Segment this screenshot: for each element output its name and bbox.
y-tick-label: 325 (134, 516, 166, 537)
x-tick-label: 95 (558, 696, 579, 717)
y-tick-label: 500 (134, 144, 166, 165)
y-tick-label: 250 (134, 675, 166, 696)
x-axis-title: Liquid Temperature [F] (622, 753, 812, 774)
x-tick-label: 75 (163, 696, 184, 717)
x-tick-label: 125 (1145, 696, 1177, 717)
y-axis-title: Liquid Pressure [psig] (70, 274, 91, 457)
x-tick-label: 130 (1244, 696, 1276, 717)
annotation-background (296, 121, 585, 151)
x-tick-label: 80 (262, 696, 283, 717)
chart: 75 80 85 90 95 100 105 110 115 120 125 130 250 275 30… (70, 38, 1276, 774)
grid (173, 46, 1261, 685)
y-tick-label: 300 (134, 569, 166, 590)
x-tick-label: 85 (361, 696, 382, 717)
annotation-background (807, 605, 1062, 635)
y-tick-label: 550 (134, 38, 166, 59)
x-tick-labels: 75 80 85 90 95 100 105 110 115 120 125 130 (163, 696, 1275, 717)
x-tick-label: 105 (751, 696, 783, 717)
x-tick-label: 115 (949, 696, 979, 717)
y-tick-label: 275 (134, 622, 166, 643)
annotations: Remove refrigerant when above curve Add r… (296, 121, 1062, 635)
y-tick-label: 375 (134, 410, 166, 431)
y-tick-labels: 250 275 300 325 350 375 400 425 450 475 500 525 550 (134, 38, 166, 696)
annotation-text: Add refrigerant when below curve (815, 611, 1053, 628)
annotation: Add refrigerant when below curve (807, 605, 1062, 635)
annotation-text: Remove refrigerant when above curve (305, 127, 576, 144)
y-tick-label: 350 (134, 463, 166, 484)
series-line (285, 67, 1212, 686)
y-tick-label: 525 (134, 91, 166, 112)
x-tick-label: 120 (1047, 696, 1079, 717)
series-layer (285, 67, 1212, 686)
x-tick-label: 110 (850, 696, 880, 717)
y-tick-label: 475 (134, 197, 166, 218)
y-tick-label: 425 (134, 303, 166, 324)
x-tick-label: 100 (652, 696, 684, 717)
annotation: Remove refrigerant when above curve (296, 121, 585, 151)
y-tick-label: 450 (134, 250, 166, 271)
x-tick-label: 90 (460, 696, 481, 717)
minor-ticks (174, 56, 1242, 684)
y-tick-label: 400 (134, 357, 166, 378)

### Problem requirements
Report every row above that contains the string "title".

### Full output
x-axis-title: Liquid Temperature [F] (622, 753, 812, 774)
y-axis-title: Liquid Pressure [psig] (70, 274, 91, 457)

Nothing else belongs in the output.